◆ **Record list**
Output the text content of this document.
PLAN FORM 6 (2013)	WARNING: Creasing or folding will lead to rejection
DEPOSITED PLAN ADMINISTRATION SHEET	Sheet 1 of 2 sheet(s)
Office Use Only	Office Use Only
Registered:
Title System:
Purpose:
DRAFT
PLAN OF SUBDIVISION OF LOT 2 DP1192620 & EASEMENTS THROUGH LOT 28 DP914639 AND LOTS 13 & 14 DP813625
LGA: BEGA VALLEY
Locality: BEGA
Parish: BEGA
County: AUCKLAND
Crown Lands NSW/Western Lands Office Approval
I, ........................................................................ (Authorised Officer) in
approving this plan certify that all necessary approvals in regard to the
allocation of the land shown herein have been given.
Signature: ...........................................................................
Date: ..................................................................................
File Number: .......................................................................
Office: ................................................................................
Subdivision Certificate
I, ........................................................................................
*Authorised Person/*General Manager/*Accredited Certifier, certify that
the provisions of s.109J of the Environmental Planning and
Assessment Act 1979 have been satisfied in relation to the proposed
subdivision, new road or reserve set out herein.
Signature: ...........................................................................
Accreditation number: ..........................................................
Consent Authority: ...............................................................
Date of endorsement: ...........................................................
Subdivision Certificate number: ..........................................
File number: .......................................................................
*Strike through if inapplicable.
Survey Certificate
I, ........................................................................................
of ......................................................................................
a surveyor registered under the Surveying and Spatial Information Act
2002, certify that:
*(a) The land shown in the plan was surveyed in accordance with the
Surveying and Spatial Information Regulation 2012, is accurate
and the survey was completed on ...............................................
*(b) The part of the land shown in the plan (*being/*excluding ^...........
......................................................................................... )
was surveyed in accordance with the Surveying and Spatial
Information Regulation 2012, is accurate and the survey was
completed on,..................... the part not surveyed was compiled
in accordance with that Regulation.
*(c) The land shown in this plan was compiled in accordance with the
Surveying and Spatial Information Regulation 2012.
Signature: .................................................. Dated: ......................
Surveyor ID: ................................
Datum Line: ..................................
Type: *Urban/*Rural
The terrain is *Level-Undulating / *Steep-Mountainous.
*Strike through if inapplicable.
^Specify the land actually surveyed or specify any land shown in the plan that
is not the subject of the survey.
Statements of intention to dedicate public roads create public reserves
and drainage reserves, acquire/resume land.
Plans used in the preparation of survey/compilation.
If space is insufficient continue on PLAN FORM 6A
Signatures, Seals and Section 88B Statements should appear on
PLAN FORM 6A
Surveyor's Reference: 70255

◆ **The problem**
Copy the material above, line for line.

◆ **Problem solution**
Output the text content of this document.
PLAN FORM 6 (2013)	WARNING: Creasing or folding will lead to rejection
DEPOSITED PLAN ADMINISTRATION SHEET	Sheet 1 of 2 sheet(s)
Office Use Only	Office Use Only
Registered:
Title System:
Purpose:
DRAFT
PLAN OF SUBDIVISION OF LOT 2 DP1192620 & EASEMENTS THROUGH LOT 28 DP914639 AND LOTS 13 & 14 DP813625
LGA: BEGA VALLEY
Locality: BEGA
Parish: BEGA
County: AUCKLAND
Crown Lands NSW/Western Lands Office Approval
I, ........................................................................ (Authorised Officer) in
approving this plan certify that all necessary approvals in regard to the
allocation of the land shown herein have been given.
Signature: ...........................................................................
Date: ..................................................................................
File Number: .......................................................................
Office: ................................................................................
Subdivision Certificate
I, ........................................................................................
*Authorised Person/*General Manager/*Accredited Certifier, certify that
the provisions of s.109J of the Environmental Planning and
Assessment Act 1979 have been satisfied in relation to the proposed
subdivision, new road or reserve set out herein.
Signature: ...........................................................................
Accreditation number: ..........................................................
Consent Authority: ...............................................................
Date of endorsement: ...........................................................
Subdivision Certificate number: ..........................................
File number: .......................................................................
*Strike through if inapplicable.
Survey Certificate
I, ........................................................................................
of ......................................................................................
a surveyor registered under the Surveying and Spatial Information Act
2002, certify that:
*(a) The land shown in the plan was surveyed in accordance with the
Surveying and Spatial Information Regulation 2012, is accurate
and the survey was completed on ...............................................
*(b) The part of the land shown in the plan (*being/*excluding ^...........
......................................................................................... )
was surveyed in accordance with the Surveying and Spatial
Information Regulation 2012, is accurate and the survey was
completed on,..................... the part not surveyed was compiled
in accordance with that Regulation.
*(c) The land shown in this plan was compiled in accordance with the
Surveying and Spatial Information Regulation 2012.
Signature: .................................................. Dated: ......................
Surveyor ID: ................................
Datum Line: ..................................
Type: *Urban/*Rural
The terrain is *Level-Undulating / *Steep-Mountainous.
*Strike through if inapplicable.
^Specify the land actually surveyed or specify any land shown in the plan that
is not the subject of the survey.
Statements of intention to dedicate public roads create public reserves
and drainage reserves, acquire/resume land.
Plans used in the preparation of survey/compilation.
If space is insufficient continue on PLAN FORM 6A
Signatures, Seals and Section 88B Statements should appear on
PLAN FORM 6A
Surveyor's Reference: 70255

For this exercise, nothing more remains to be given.